**Problem**
Restate the whole listing exactly.

────────────────────────────────────────

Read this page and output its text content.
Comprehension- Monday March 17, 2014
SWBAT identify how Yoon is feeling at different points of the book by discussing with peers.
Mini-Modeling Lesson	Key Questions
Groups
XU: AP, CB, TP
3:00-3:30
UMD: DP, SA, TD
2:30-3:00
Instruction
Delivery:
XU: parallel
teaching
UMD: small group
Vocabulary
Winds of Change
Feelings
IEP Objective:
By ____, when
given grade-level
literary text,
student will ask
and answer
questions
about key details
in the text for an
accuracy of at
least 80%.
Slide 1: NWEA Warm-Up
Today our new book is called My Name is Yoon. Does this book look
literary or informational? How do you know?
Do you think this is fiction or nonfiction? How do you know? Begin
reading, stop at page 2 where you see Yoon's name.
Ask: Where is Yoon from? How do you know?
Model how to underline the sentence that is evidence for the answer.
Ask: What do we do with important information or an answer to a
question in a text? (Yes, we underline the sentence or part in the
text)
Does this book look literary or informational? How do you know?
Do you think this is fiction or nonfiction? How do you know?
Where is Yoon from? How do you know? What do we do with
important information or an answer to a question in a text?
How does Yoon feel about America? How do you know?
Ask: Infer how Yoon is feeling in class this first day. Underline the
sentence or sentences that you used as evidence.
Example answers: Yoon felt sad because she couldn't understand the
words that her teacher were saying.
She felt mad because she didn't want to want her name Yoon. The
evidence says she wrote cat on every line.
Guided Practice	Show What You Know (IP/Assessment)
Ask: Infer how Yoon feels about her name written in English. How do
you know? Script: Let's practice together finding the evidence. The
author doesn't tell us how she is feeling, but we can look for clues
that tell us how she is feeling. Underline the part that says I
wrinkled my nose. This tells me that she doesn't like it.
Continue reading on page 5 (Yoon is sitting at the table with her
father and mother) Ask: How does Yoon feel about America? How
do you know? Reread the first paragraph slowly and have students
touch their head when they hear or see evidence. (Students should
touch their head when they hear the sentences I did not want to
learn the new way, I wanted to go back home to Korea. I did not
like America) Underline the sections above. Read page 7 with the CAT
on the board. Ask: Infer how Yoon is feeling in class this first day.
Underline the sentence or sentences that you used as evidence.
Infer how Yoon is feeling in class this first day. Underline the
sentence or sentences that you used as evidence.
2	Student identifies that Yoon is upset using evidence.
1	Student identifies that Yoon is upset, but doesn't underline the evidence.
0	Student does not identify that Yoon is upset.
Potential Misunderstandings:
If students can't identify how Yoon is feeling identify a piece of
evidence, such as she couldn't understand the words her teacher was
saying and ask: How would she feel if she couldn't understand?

────────────────────────────────────────

**Response**
Read this page and output its text content.
Comprehension- Monday March 17, 2014
SWBAT identify how Yoon is feeling at different points of the book by discussing with peers.
Mini-Modeling Lesson	Key Questions
Groups
XU: AP, CB, TP
3:00-3:30
UMD: DP, SA, TD
2:30-3:00
Instruction
Delivery:
XU: parallel
teaching
UMD: small group
Vocabulary
Winds of Change
Feelings
IEP Objective:
By ____, when
given grade-level
literary text,
student will ask
and answer
questions
about key details
in the text for an
accuracy of at
least 80%.
Slide 1: NWEA Warm-Up
Today our new book is called My Name is Yoon. Does this book look
literary or informational? How do you know?
Do you think this is fiction or nonfiction? How do you know? Begin
reading, stop at page 2 where you see Yoon's name.
Ask: Where is Yoon from? How do you know?
Model how to underline the sentence that is evidence for the answer.
Ask: What do we do with important information or an answer to a
question in a text? (Yes, we underline the sentence or part in the
text)
Does this book look literary or informational? How do you know?
Do you think this is fiction or nonfiction? How do you know?
Where is Yoon from? How do you know? What do we do with
important information or an answer to a question in a text?
How does Yoon feel about America? How do you know?
Ask: Infer how Yoon is feeling in class this first day. Underline the
sentence or sentences that you used as evidence.
Example answers: Yoon felt sad because she couldn't understand the
words that her teacher were saying.
She felt mad because she didn't want to want her name Yoon. The
evidence says she wrote cat on every line.
Guided Practice	Show What You Know (IP/Assessment)
Ask: Infer how Yoon feels about her name written in English. How do
you know? Script: Let's practice together finding the evidence. The
author doesn't tell us how she is feeling, but we can look for clues
that tell us how she is feeling. Underline the part that says I
wrinkled my nose. This tells me that she doesn't like it.
Continue reading on page 5 (Yoon is sitting at the table with her
father and mother) Ask: How does Yoon feel about America? How
do you know? Reread the first paragraph slowly and have students
touch their head when they hear or see evidence. (Students should
touch their head when they hear the sentences I did not want to
learn the new way, I wanted to go back home to Korea. I did not
like America) Underline the sections above. Read page 7 with the CAT
on the board. Ask: Infer how Yoon is feeling in class this first day.
Underline the sentence or sentences that you used as evidence.
Infer how Yoon is feeling in class this first day. Underline the
sentence or sentences that you used as evidence.
2	Student identifies that Yoon is upset using evidence.
1	Student identifies that Yoon is upset, but doesn't underline the evidence.
0	Student does not identify that Yoon is upset.
Potential Misunderstandings:
If students can't identify how Yoon is feeling identify a piece of
evidence, such as she couldn't understand the words her teacher was
saying and ask: How would she feel if she couldn't understand?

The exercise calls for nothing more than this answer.